What is asked: The listing below should be copied in full, word for word.

Structured figure records:

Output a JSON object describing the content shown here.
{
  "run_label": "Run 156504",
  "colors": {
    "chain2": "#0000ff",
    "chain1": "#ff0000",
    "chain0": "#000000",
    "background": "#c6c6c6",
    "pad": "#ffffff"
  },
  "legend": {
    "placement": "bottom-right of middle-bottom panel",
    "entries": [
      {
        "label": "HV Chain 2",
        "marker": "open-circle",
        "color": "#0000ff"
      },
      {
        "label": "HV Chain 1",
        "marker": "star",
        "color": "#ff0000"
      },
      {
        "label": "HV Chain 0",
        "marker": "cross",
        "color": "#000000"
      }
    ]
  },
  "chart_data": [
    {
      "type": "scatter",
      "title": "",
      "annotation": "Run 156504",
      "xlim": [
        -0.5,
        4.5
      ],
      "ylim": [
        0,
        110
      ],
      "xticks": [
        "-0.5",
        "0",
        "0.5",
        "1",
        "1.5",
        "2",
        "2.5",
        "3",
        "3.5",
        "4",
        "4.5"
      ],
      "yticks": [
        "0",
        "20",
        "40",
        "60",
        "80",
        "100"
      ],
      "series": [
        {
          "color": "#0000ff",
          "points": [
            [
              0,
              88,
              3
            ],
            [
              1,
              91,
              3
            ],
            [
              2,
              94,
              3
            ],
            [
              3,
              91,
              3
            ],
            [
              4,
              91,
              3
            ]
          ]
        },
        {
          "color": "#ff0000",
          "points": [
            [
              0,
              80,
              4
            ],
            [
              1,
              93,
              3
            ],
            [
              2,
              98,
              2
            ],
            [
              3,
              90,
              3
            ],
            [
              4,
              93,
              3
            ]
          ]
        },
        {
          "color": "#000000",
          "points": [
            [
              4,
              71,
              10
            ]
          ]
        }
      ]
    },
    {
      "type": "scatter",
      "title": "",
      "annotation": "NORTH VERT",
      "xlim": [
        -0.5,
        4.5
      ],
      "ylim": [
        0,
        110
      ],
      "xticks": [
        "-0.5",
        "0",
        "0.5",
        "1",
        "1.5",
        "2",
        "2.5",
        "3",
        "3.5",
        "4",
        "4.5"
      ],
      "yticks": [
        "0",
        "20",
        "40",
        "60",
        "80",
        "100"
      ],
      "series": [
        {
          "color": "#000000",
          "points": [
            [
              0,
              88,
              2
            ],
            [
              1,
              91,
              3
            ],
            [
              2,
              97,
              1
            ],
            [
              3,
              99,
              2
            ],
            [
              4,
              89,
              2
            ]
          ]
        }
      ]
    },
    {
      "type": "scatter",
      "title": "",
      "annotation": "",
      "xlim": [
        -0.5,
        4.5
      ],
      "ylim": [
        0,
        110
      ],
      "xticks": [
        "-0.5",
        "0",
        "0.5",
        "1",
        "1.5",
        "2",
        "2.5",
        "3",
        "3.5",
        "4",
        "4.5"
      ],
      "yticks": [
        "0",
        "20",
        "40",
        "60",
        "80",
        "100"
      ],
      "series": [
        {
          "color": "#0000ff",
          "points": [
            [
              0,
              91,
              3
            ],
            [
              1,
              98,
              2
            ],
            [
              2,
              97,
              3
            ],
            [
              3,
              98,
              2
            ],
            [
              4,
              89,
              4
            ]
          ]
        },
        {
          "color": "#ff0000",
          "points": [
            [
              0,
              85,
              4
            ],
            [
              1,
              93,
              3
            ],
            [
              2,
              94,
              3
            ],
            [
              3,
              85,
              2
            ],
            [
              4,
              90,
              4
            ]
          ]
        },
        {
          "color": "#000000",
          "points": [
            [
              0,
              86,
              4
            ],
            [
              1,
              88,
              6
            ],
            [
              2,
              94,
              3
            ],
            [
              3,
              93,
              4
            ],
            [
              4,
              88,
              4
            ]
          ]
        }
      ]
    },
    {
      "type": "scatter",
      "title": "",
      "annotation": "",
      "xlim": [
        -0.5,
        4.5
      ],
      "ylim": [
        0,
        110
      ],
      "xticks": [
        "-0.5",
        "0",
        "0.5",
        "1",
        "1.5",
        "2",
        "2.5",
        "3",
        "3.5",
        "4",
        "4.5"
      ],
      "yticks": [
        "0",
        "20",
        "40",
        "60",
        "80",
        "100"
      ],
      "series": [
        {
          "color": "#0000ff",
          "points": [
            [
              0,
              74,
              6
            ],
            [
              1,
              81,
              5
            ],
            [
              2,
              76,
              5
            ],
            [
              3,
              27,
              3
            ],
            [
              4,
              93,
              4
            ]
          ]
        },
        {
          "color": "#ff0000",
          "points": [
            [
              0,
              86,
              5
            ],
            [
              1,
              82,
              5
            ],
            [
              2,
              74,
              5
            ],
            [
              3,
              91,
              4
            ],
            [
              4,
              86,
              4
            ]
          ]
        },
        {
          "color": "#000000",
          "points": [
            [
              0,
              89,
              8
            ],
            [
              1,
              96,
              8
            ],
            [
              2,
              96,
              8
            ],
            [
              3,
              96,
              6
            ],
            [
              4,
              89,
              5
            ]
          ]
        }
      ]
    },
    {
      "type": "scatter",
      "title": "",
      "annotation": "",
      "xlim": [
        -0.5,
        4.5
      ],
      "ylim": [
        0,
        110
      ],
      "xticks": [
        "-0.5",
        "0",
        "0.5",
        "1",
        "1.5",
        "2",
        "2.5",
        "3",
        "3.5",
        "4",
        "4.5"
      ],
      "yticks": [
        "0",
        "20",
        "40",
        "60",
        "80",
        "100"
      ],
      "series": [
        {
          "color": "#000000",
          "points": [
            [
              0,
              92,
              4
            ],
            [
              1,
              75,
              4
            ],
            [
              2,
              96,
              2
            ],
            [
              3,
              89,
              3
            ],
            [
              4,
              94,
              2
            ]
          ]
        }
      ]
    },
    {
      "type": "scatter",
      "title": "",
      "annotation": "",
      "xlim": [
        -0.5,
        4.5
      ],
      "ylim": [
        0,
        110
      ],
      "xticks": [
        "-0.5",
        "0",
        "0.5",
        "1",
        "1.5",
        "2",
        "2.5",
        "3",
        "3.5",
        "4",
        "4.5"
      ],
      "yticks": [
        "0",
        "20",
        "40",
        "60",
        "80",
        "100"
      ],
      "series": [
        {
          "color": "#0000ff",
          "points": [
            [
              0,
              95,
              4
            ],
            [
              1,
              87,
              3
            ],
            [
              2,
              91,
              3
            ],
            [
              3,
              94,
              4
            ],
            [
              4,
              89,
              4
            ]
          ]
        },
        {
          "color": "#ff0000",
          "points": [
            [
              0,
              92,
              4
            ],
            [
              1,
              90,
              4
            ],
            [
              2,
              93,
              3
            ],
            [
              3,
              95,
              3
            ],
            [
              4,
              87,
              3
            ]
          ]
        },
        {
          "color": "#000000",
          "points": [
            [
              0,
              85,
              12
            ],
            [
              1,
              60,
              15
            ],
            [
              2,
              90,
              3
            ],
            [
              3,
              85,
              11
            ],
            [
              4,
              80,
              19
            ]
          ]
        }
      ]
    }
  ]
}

Final result:
Output a JSON object describing the content shown here.
{
  "run_label": "Run 156504",
  "colors": {
    "chain2": "#0000ff",
    "chain1": "#ff0000",
    "chain0": "#000000",
    "background": "#c6c6c6",
    "pad": "#ffffff"
  },
  "legend": {
    "placement": "bottom-right of middle-bottom panel",
    "entries": [
      {
        "label": "HV Chain 2",
        "marker": "open-circle",
        "color": "#0000ff"
      },
      {
        "label": "HV Chain 1",
        "marker": "star",
        "color": "#ff0000"
      },
      {
        "label": "HV Chain 0",
        "marker": "cross",
        "color": "#000000"
      }
    ]
  },
  "chart_data": [
    {
      "type": "scatter",
      "title": "",
      "annotation": "Run 156504",
      "xlim": [
        -0.5,
        4.5
      ],
      "ylim": [
        0,
        110
      ],
      "xticks": [
        "-0.5",
        "0",
        "0.5",
        "1",
        "1.5",
        "2",
        "2.5",
        "3",
        "3.5",
        "4",
        "4.5"
      ],
      "yticks": [
        "0",
        "20",
        "40",
        "60",
        "80",
        "100"
      ],
      "series": [
        {
          "color": "#0000ff",
          "points": [
            [
              0,
              88,
              3
            ],
            [
              1,
              91,
              3
            ],
            [
              2,
              94,
              3
            ],
            [
              3,
              91,
              3
            ],
            [
              4,
              91,
              3
            ]
          ]
        },
        {
          "color": "#ff0000",
          "points": [
            [
              0,
              80,
              4
            ],
            [
              1,
              93,
              3
            ],
            [
              2,
              98,
              2
            ],
            [
              3,
              90,
              3
            ],
            [
              4,
              93,
              3
            ]
          ]
        },
        {
          "color": "#000000",
          "points": [
            [
              4,
              71,
              10
            ]
          ]
        }
      ]
    },
    {
      "type": "scatter",
      "title": "",
      "annotation": "NORTH VERT",
      "xlim": [
        -0.5,
        4.5
      ],
      "ylim": [
        0,
        110
      ],
      "xticks": [
        "-0.5",
        "0",
        "0.5",
        "1",
        "1.5",
        "2",
        "2.5",
        "3",
        "3.5",
        "4",
        "4.5"
      ],
      "yticks": [
        "0",
        "20",
        "40",
        "60",
        "80",
        "100"
      ],
      "series": [
        {
          "color": "#000000",
          "points": [
            [
              0,
              88,
              2
            ],
            [
              1,
              91,
              3
            ],
            [
              2,
              97,
              1
            ],
            [
              3,
              99,
              2
            ],
            [
              4,
              89,
              2
            ]
          ]
        }
      ]
    },
    {
      "type": "scatter",
      "title": "",
      "annotation": "",
      "xlim": [
        -0.5,
        4.5
      ],
      "ylim": [
        0,
        110
      ],
      "xticks": [
        "-0.5",
        "0",
        "0.5",
        "1",
        "1.5",
        "2",
        "2.5",
        "3",
        "3.5",
        "4",
        "4.5"
      ],
      "yticks": [
        "0",
        "20",
        "40",
        "60",
        "80",
        "100"
      ],
      "series": [
        {
          "color": "#0000ff",
          "points": [
            [
              0,
              91,
              3
            ],
            [
              1,
              98,
              2
            ],
            [
              2,
              97,
              3
            ],
            [
              3,
              98,
              2
            ],
            [
              4,
              89,
              4
            ]
          ]
        },
        {
          "color": "#ff0000",
          "points": [
            [
              0,
              85,
              4
            ],
            [
              1,
              93,
              3
            ],
            [
              2,
              94,
              3
            ],
            [
              3,
              85,
              2
            ],
            [
              4,
              90,
              4
            ]
          ]
        },
        {
          "color": "#000000",
          "points": [
            [
              0,
              86,
              4
            ],
            [
              1,
              88,
              6
            ],
            [
              2,
              94,
              3
            ],
            [
              3,
              93,
              4
            ],
            [
              4,
              88,
              4
            ]
          ]
        }
      ]
    },
    {
      "type": "scatter",
      "title": "",
      "annotation": "",
      "xlim": [
        -0.5,
        4.5
      ],
      "ylim": [
        0,
        110
      ],
      "xticks": [
        "-0.5",
        "0",
        "0.5",
        "1",
        "1.5",
        "2",
        "2.5",
        "3",
        "3.5",
        "4",
        "4.5"
      ],
      "yticks": [
        "0",
        "20",
        "40",
        "60",
        "80",
        "100"
      ],
      "series": [
        {
          "color": "#0000ff",
          "points": [
            [
              0,
              74,
              6
            ],
            [
              1,
              81,
              5
            ],
            [
              2,
              76,
              5
            ],
            [
              3,
              27,
              3
            ],
            [
              4,
              93,
              4
            ]
          ]
        },
        {
          "color": "#ff0000",
          "points": [
            [
              0,
              86,
              5
            ],
            [
              1,
              82,
              5
            ],
            [
              2,
              74,
              5
            ],
            [
              3,
              91,
              4
            ],
            [
              4,
              86,
              4
            ]
          ]
        },
        {
          "color": "#000000",
          "points": [
            [
              0,
              89,
              8
            ],
            [
              1,
              96,
              8
            ],
            [
              2,
              96,
              8
            ],
            [
              3,
              96,
              6
            ],
            [
              4,
              89,
              5
            ]
          ]
        }
      ]
    },
    {
      "type": "scatter",
      "title": "",
      "annotation": "",
      "xlim": [
        -0.5,
        4.5
      ],
      "ylim": [
        0,
        110
      ],
      "xticks": [
        "-0.5",
        "0",
        "0.5",
        "1",
        "1.5",
        "2",
        "2.5",
        "3",
        "3.5",
        "4",
        "4.5"
      ],
      "yticks": [
        "0",
        "20",
        "40",
        "60",
        "80",
        "100"
      ],
      "series": [
        {
          "color": "#000000",
          "points": [
            [
              0,
              92,
              4
            ],
            [
              1,
              75,
              4
            ],
            [
              2,
              96,
              2
            ],
            [
              3,
              89,
              3
            ],
            [
              4,
              94,
              2
            ]
          ]
        }
      ]
    },
    {
      "type": "scatter",
      "title": "",
      "annotation": "",
      "xlim": [
        -0.5,
        4.5
      ],
      "ylim": [
        0,
        110
      ],
      "xticks": [
        "-0.5",
        "0",
        "0.5",
        "1",
        "1.5",
        "2",
        "2.5",
        "3",
        "3.5",
        "4",
        "4.5"
      ],
      "yticks": [
        "0",
        "20",
        "40",
        "60",
        "80",
        "100"
      ],
      "series": [
        {
          "color": "#0000ff",
          "points": [
            [
              0,
              95,
              4
            ],
            [
              1,
              87,
              3
            ],
            [
              2,
              91,
              3
            ],
            [
              3,
              94,
              4
            ],
            [
              4,
              89,
              4
            ]
          ]
        },
        {
          "color": "#ff0000",
          "points": [
            [
              0,
              92,
              4
            ],
            [
              1,
              90,
              4
            ],
            [
              2,
              93,
              3
            ],
            [
              3,
              95,
              3
            ],
            [
              4,
              87,
              3
            ]
          ]
        },
        {
          "color": "#000000",
          "points": [
            [
              0,
              85,
              12
            ],
            [
              1,
              60,
              15
            ],
            [
              2,
              90,
              3
            ],
            [
              3,
              85,
              11
            ],
            [
              4,
              80,
              19
            ]
          ]
        }
      ]
    }
  ]
}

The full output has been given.